Start of Input data

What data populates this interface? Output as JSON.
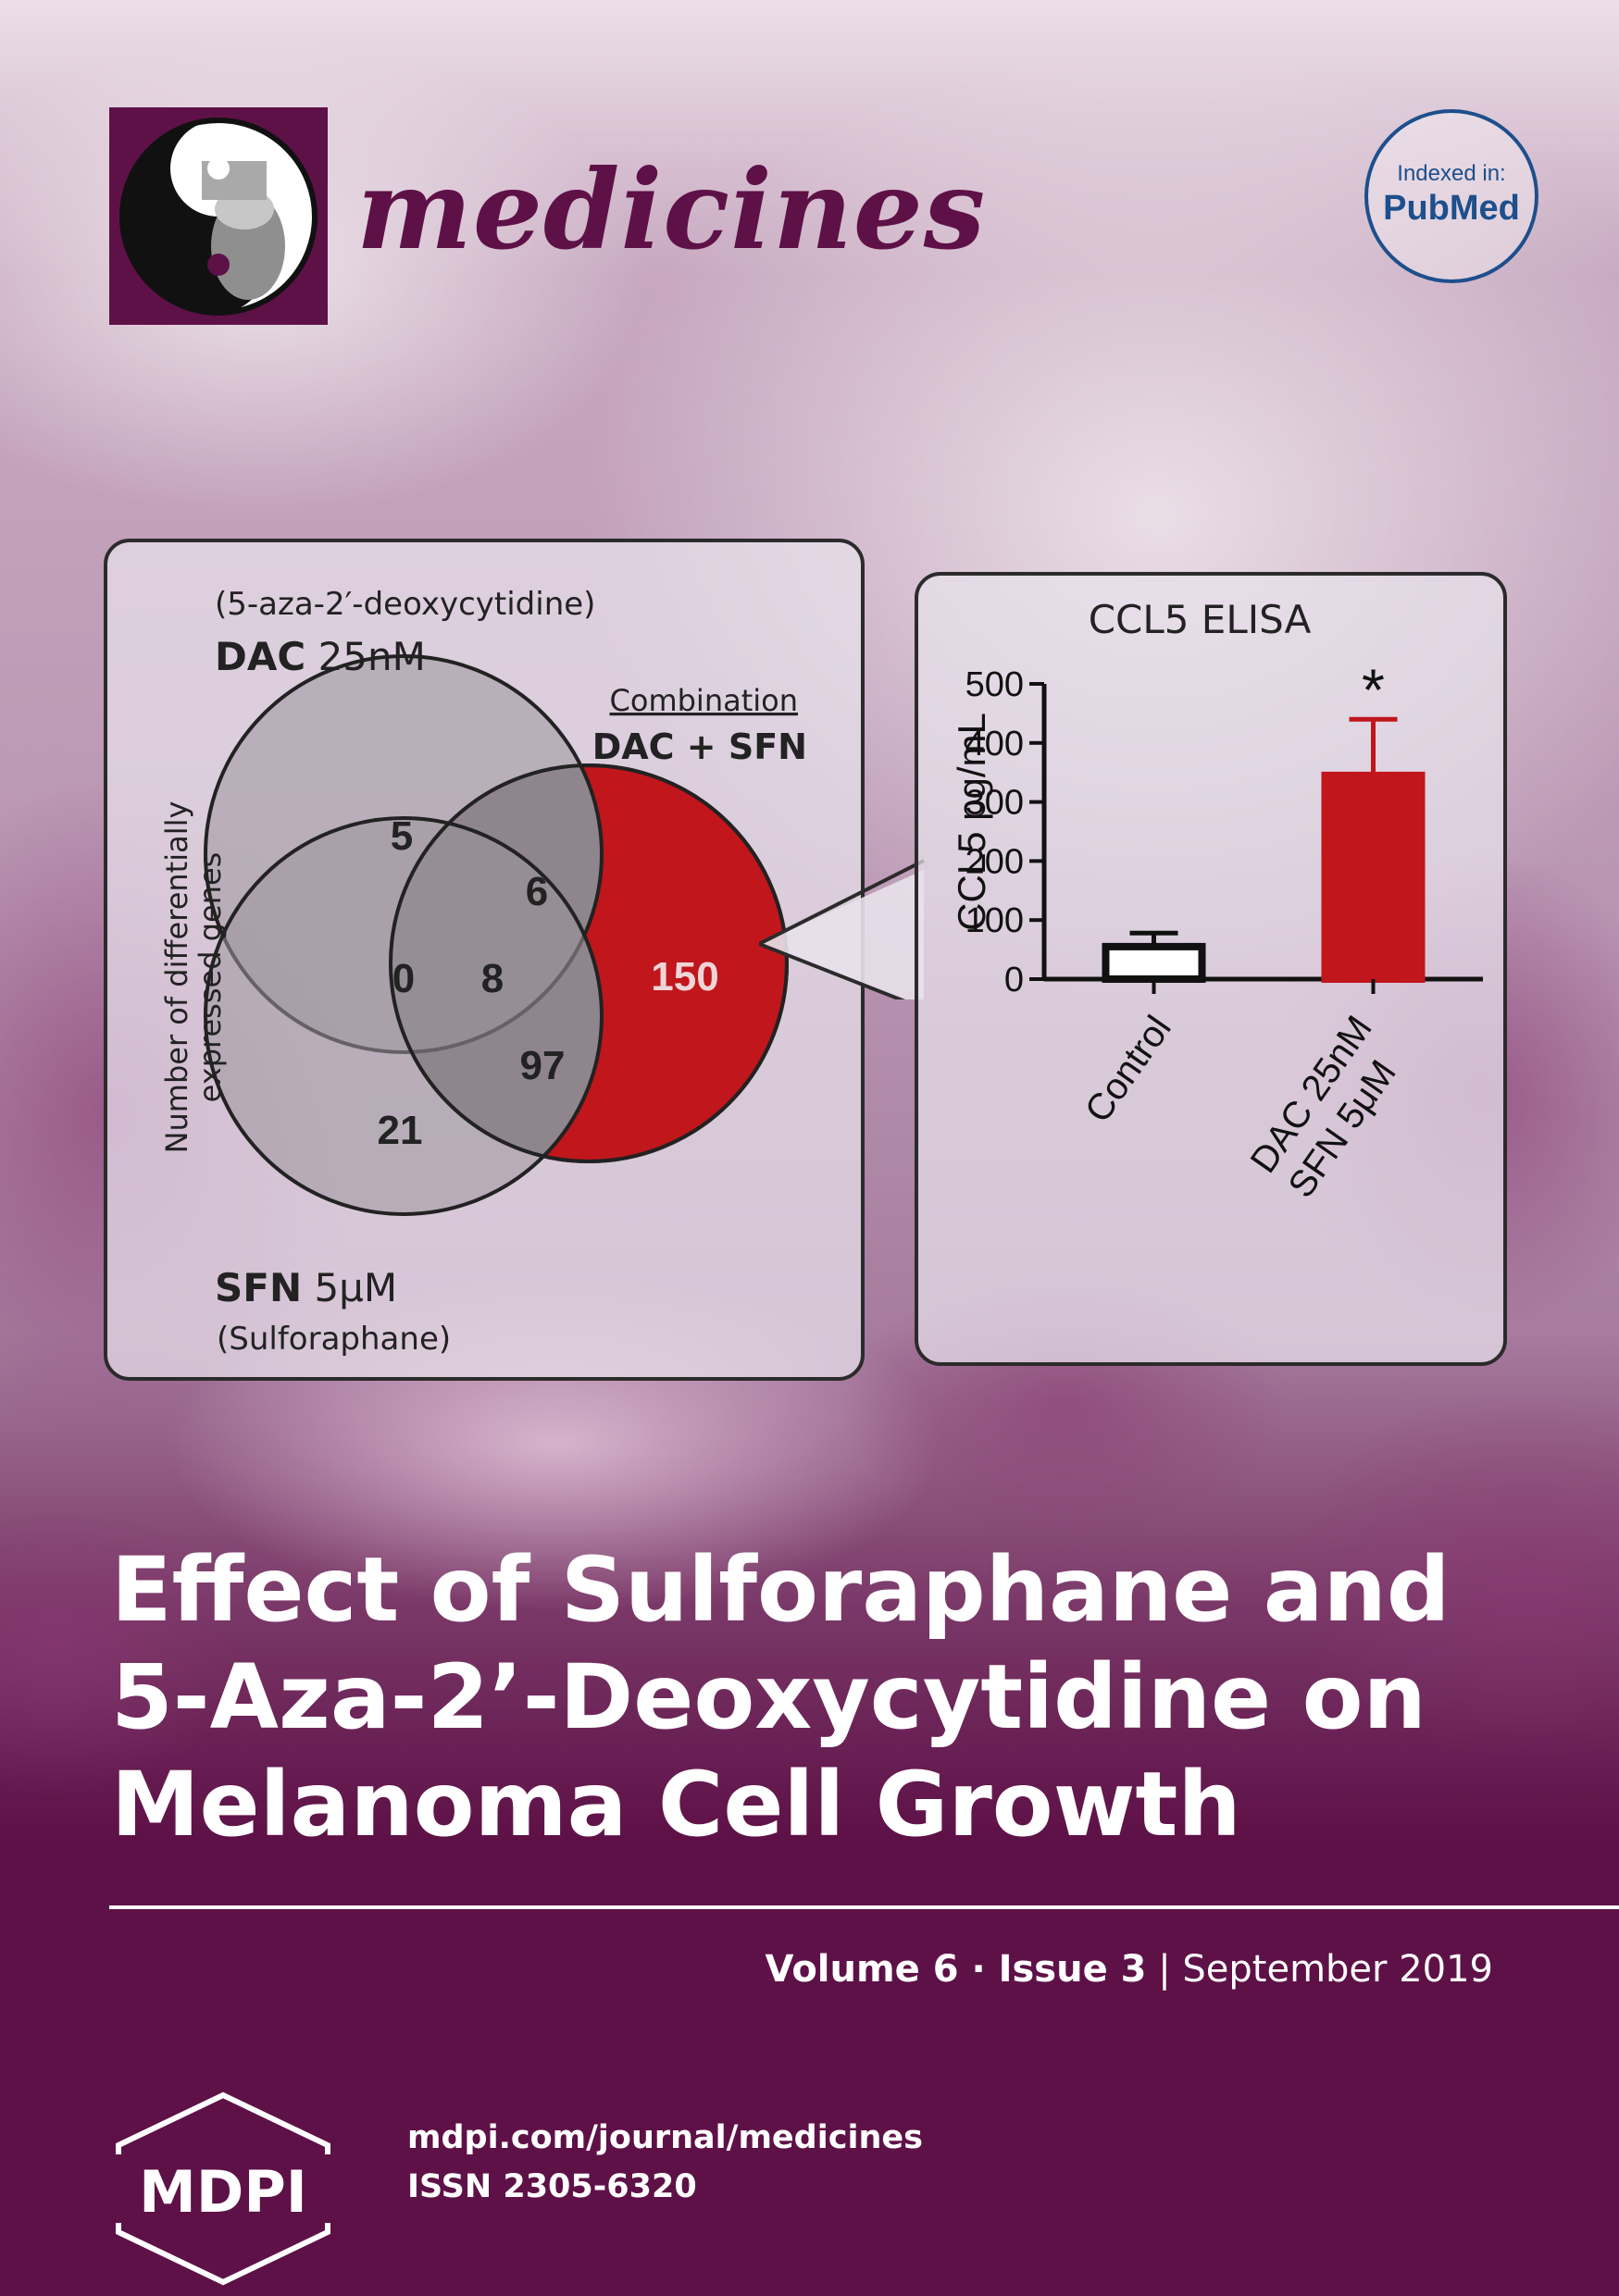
{
  "journal": {
    "name": "medicines",
    "indexed_label": "Indexed in:",
    "indexed_name": "PubMed"
  },
  "colors": {
    "brand": "#5e1147",
    "accent_red": "#c0161c",
    "pubmed_blue": "#1d4f8c"
  },
  "venn": {
    "dac_sub": "(5-aza-2′-deoxycytidine)",
    "dac_bold": "DAC",
    "dac_dose": "25nM",
    "combo_label": "Combination",
    "combo_bold": "DAC + SFN",
    "y_label_line1": "Number of differentially",
    "y_label_line2": "expressed genes",
    "sfn_bold": "SFN",
    "sfn_dose": "5μM",
    "sfn_sub": "(Sulforaphane)",
    "counts": {
      "dac_only": "5",
      "dac_combo": "6",
      "dac_sfn": "0",
      "all_three": "8",
      "combo_only": "150",
      "sfn_combo": "97",
      "sfn_only": "21"
    }
  },
  "chart_data": {
    "type": "bar",
    "title": "CCL5 ELISA",
    "ylabel": "CCL5 pg/mL",
    "xlabel": "",
    "ylim": [
      0,
      500
    ],
    "yticks": [
      0,
      100,
      200,
      300,
      400,
      500
    ],
    "categories": [
      [
        "Control"
      ],
      [
        "DAC 25nM",
        "SFN 5μM"
      ]
    ],
    "values": [
      55,
      345
    ],
    "error_upper": [
      78,
      440
    ],
    "fills": [
      "#ffffff",
      "#c0161c"
    ],
    "annotations": [
      "",
      "*"
    ]
  },
  "cover": {
    "title_lines": [
      "Effect of Sulforaphane and",
      "5-Aza-2’-Deoxycytidine on",
      "Melanoma Cell Growth"
    ],
    "volume": "Volume 6",
    "issue": "Issue 3",
    "date": "September 2019",
    "url": "mdpi.com/journal/medicines",
    "issn": "ISSN 2305-6320",
    "publisher": "MDPI"
  }
}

End of Input data

Show all of the lines above in which "journal" is present.

Expected answer:
  "journal": {
    "url": "mdpi.com/journal/medicines",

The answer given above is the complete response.